--- Start of SUPPLIED ENTRIES ---
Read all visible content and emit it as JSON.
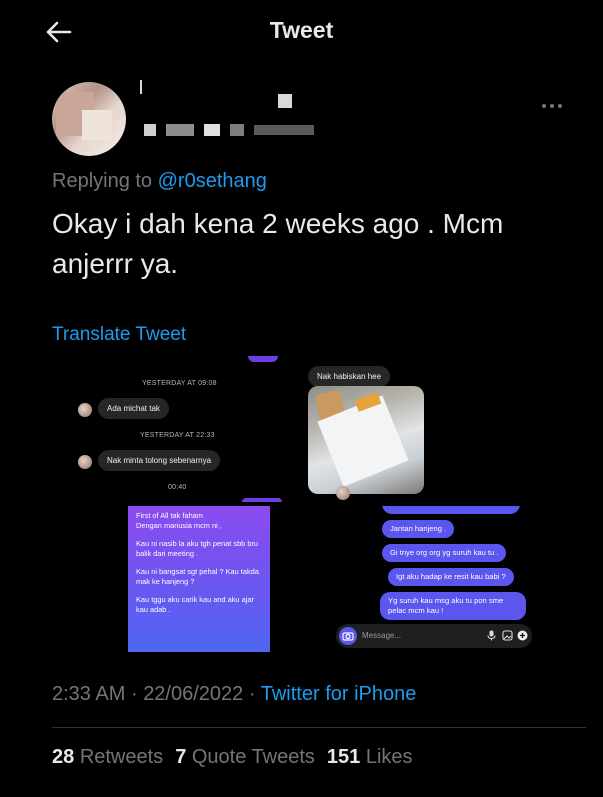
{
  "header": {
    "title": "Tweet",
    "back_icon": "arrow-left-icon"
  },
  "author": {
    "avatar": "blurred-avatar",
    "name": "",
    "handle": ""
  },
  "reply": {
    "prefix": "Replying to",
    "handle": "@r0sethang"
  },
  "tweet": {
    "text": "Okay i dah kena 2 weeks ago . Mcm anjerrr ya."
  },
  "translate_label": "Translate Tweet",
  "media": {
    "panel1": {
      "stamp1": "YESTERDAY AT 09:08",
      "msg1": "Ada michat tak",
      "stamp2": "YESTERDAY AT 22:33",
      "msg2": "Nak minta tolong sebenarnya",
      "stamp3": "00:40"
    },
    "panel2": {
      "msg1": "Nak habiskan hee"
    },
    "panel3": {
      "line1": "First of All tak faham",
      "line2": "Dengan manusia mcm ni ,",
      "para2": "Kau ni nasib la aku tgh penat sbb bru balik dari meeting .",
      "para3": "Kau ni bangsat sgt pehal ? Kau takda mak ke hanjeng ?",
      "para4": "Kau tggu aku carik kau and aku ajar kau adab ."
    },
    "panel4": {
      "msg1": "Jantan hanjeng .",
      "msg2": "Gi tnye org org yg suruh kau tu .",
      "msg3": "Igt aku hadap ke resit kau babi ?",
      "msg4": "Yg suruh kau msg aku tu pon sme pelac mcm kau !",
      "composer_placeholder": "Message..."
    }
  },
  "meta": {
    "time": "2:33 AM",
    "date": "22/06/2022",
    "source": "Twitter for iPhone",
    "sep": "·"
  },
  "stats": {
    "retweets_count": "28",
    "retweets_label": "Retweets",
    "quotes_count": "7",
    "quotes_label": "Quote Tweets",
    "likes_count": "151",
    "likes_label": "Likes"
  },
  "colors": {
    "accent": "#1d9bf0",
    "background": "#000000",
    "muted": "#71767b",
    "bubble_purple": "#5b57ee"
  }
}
--- End of SUPPLIED ENTRIES ---
--- Start of SUPPLIED ENTRIES ---
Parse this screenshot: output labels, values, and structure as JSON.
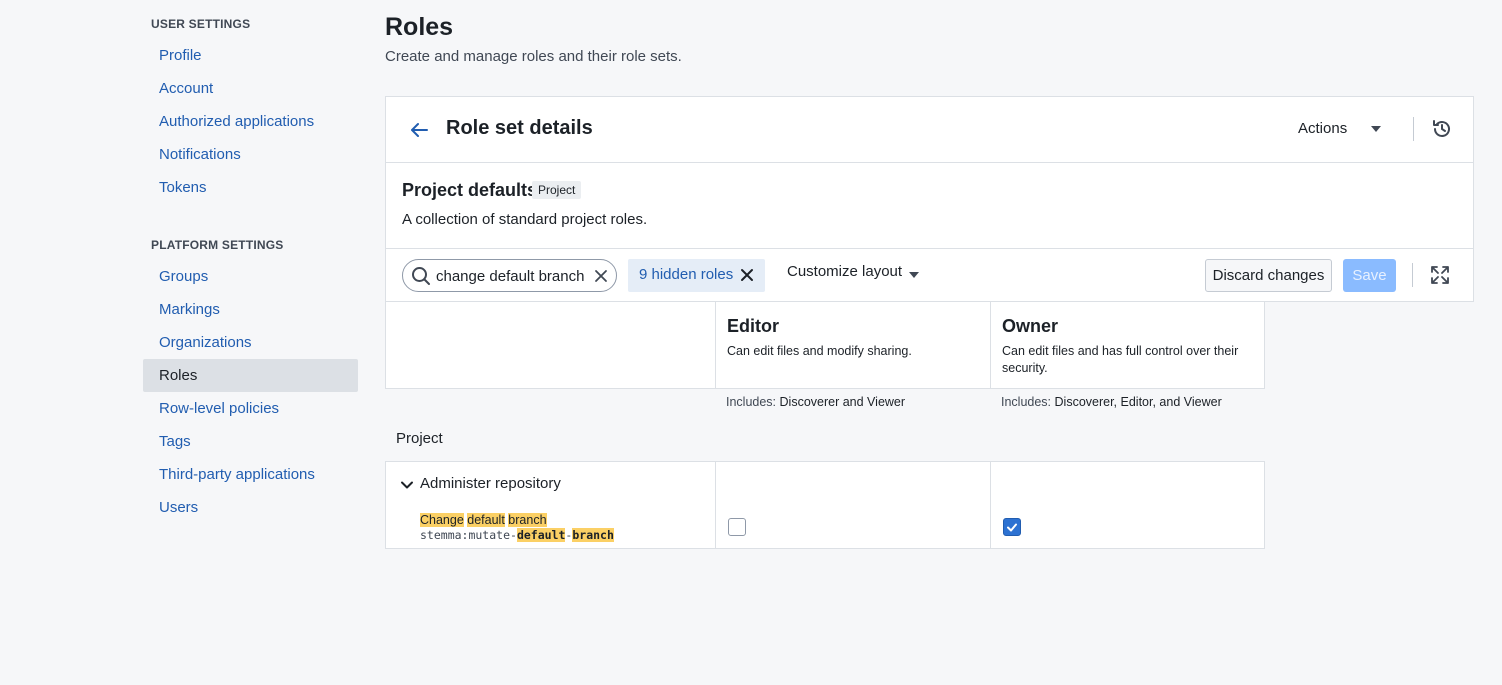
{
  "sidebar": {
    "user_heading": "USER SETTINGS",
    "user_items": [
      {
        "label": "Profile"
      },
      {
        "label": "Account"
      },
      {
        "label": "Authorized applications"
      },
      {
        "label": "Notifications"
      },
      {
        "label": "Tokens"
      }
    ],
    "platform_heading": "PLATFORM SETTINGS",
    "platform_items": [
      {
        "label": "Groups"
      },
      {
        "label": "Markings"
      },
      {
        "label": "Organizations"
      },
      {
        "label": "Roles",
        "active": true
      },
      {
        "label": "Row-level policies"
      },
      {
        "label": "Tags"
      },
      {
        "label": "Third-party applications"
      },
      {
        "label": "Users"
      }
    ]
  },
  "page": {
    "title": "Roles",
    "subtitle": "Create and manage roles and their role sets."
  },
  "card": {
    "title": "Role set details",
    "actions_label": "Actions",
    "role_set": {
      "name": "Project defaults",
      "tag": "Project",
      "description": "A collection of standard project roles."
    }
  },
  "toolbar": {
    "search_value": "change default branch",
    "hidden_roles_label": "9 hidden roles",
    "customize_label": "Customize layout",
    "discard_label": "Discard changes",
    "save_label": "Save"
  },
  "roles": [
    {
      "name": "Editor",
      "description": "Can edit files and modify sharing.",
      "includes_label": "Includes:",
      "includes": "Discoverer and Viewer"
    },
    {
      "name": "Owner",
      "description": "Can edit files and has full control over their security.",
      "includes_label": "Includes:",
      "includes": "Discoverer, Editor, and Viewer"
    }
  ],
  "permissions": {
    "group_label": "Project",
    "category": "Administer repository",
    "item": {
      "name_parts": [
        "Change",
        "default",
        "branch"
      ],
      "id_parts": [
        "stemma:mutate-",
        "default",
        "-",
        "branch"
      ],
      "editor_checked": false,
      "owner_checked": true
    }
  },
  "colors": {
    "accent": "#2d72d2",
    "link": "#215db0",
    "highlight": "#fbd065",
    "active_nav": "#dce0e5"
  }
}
--- End of SUPPLIED ENTRIES ---
Determine how many lines in the records contain "files", and reply with the number only.

2